Excerpts from a figure dataset

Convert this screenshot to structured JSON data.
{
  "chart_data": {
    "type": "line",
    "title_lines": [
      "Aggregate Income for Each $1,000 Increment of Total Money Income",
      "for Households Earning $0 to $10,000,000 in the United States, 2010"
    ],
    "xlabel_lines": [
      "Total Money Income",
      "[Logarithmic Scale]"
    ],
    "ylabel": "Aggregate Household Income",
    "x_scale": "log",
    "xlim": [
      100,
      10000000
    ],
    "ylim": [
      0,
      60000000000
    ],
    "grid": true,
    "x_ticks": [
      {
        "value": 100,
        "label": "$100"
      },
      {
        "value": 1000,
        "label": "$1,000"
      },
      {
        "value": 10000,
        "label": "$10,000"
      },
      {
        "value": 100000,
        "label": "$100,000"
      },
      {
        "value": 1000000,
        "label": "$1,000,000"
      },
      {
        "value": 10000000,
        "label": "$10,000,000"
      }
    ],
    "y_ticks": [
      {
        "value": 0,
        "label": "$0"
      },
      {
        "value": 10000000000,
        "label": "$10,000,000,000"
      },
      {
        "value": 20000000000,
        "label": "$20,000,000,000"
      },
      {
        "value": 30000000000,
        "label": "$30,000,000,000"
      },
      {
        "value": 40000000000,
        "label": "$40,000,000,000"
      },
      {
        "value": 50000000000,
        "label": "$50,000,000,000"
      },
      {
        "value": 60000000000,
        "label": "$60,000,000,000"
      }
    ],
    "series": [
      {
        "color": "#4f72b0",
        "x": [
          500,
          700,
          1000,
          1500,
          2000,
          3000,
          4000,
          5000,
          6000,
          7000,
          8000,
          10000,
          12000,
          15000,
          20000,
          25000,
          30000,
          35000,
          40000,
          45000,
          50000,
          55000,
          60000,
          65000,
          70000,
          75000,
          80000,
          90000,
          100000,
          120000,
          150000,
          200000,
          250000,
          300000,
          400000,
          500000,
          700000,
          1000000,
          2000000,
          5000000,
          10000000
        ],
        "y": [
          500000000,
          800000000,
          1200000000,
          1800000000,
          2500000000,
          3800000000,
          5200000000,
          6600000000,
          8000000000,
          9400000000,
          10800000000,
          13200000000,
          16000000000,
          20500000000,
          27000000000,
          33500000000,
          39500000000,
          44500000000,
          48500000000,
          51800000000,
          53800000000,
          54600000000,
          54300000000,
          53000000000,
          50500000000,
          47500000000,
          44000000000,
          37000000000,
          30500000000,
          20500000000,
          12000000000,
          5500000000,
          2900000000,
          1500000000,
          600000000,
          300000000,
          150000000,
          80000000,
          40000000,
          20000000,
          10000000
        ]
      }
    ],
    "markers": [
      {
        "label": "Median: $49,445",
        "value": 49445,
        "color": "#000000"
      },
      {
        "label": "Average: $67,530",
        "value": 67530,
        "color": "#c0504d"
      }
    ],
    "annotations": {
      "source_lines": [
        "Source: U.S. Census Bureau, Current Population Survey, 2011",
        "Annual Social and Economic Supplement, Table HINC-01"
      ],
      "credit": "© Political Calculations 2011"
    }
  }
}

> **Task brief**
Say how many lines include the word "color"; reply with the number alone.

> **Answer to the problem**
3